Swap "screenshot" for "rendered page" in the lines from the one containing "What elements are" down to the one containing "label-i-beam: 2I63a工字钢 xyxy=(610,975,668,991)", and return only those lines with nothing else altered.

§ RECORD EXCERPTS
----

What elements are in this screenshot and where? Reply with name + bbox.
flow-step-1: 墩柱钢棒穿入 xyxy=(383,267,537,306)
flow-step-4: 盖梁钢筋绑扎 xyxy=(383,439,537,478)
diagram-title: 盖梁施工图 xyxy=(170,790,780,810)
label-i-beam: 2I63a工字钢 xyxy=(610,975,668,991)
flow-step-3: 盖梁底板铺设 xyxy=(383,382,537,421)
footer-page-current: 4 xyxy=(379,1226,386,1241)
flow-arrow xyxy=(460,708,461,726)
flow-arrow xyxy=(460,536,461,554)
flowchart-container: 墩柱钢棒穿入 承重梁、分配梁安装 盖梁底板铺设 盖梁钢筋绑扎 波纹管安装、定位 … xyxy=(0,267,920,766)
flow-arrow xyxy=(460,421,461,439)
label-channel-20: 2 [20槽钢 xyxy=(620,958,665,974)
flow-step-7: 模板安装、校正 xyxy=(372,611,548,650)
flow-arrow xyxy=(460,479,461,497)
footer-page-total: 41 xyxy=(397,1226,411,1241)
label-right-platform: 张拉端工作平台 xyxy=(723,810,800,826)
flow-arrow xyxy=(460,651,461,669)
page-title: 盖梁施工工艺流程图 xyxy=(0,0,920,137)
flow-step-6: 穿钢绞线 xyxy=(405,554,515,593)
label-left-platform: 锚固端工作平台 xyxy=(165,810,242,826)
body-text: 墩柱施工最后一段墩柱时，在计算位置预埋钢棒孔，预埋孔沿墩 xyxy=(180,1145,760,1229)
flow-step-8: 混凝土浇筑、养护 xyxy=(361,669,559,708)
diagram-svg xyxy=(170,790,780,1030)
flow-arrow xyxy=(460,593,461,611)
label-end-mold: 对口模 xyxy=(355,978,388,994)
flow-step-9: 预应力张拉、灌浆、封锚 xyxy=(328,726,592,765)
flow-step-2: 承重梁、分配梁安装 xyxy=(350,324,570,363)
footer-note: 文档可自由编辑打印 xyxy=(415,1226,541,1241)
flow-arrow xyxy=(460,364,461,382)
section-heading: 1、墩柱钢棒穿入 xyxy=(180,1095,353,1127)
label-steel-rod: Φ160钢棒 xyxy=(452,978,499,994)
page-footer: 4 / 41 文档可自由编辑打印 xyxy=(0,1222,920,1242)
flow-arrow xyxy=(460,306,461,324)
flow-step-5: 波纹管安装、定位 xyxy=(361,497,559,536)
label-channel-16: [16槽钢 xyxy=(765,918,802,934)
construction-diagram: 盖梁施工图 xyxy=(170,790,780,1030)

----

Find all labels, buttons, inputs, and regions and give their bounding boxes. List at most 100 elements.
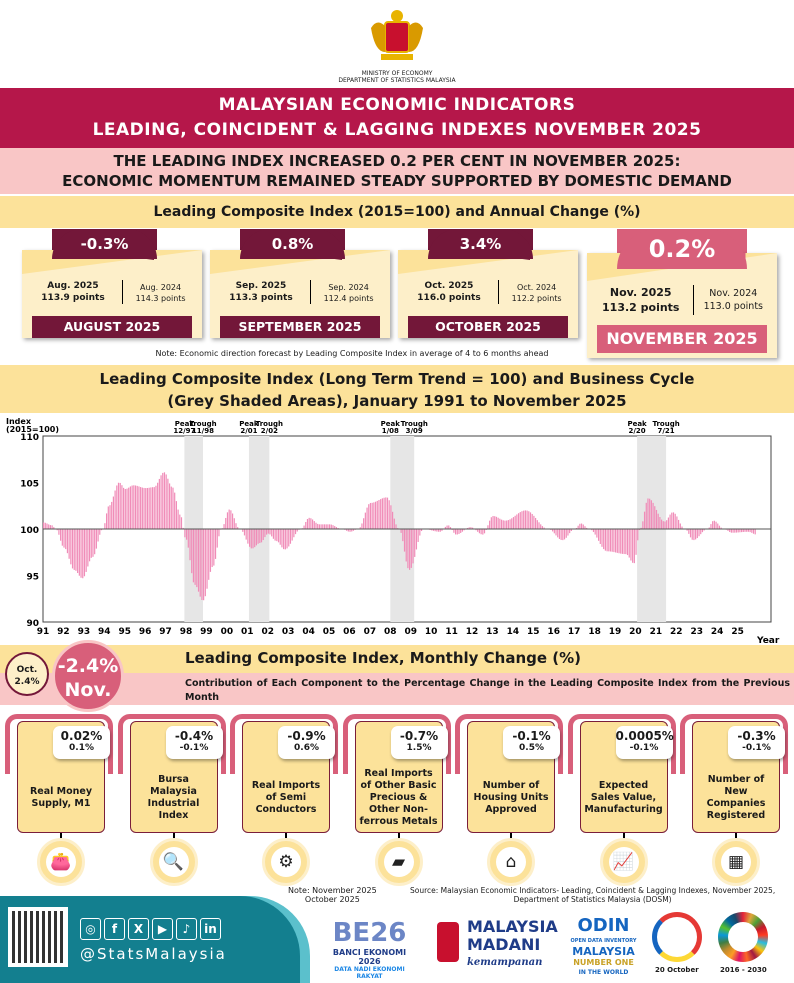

----

§ ANSWER FOR THE TASK
What elements are in this rendered page and where? Reply with name + bbox.
flow-step-1: 墩柱钢棒穿入 xyxy=(383,267,537,306)
flow-step-4: 盖梁钢筋绑扎 xyxy=(383,439,537,478)
diagram-title: 盖梁施工图 xyxy=(170,790,780,810)
label-i-beam: 2I63a工字钢 xyxy=(610,975,668,991)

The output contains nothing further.